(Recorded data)
= = = = =
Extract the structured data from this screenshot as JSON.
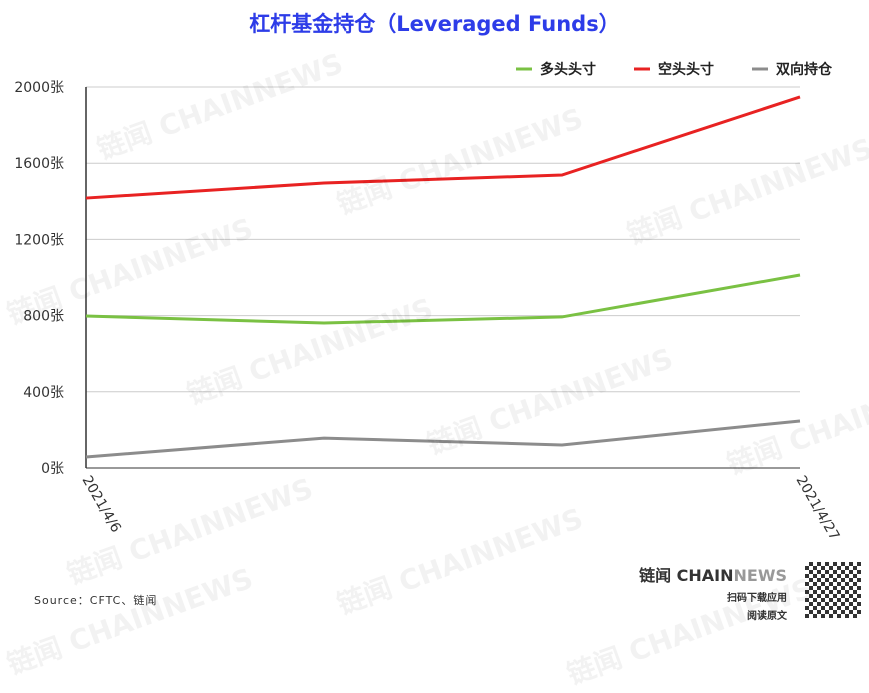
{
  "chart_data": {
    "type": "line",
    "title": "杠杆基金持仓（Leveraged Funds）",
    "categories": [
      "2021/4/6",
      "",
      "",
      "2021/4/27"
    ],
    "ylim": [
      0,
      2000
    ],
    "yticks": [
      "0张",
      "400张",
      "800张",
      "1200张",
      "1600张",
      "2000张"
    ],
    "grid": true,
    "legend": "top-right",
    "series": [
      {
        "name": "多头头寸",
        "color": "#7ac143",
        "values": [
          798,
          761,
          793,
          1013
        ]
      },
      {
        "name": "空头头寸",
        "color": "#e82222",
        "values": [
          1417,
          1496,
          1538,
          1948
        ]
      },
      {
        "name": "双向持仓",
        "color": "#8c8c8c",
        "values": [
          58,
          157,
          121,
          247
        ]
      }
    ]
  },
  "source": "Source：CFTC、链闻",
  "brand": {
    "name_cn": "链闻 CHAIN",
    "name_en": "NEWS",
    "line1": "扫码下载应用",
    "line2": "阅读原文"
  },
  "watermark": "链闻 CHAINNEWS"
}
= = = = =
**What is needed:** Images in the data above are to be skipped. Retype all other material exactly.

**Solution to this task:**
Extract the structured data from this screenshot as JSON.
{
  "chart_data": {
    "type": "line",
    "title": "杠杆基金持仓（Leveraged Funds）",
    "categories": [
      "2021/4/6",
      "",
      "",
      "2021/4/27"
    ],
    "ylim": [
      0,
      2000
    ],
    "yticks": [
      "0张",
      "400张",
      "800张",
      "1200张",
      "1600张",
      "2000张"
    ],
    "grid": true,
    "legend": "top-right",
    "series": [
      {
        "name": "多头头寸",
        "color": "#7ac143",
        "values": [
          798,
          761,
          793,
          1013
        ]
      },
      {
        "name": "空头头寸",
        "color": "#e82222",
        "values": [
          1417,
          1496,
          1538,
          1948
        ]
      },
      {
        "name": "双向持仓",
        "color": "#8c8c8c",
        "values": [
          58,
          157,
          121,
          247
        ]
      }
    ]
  },
  "source": "Source：CFTC、链闻",
  "brand": {
    "name_cn": "链闻 CHAIN",
    "name_en": "NEWS",
    "line1": "扫码下载应用",
    "line2": "阅读原文"
  },
  "watermark": "链闻 CHAINNEWS"
}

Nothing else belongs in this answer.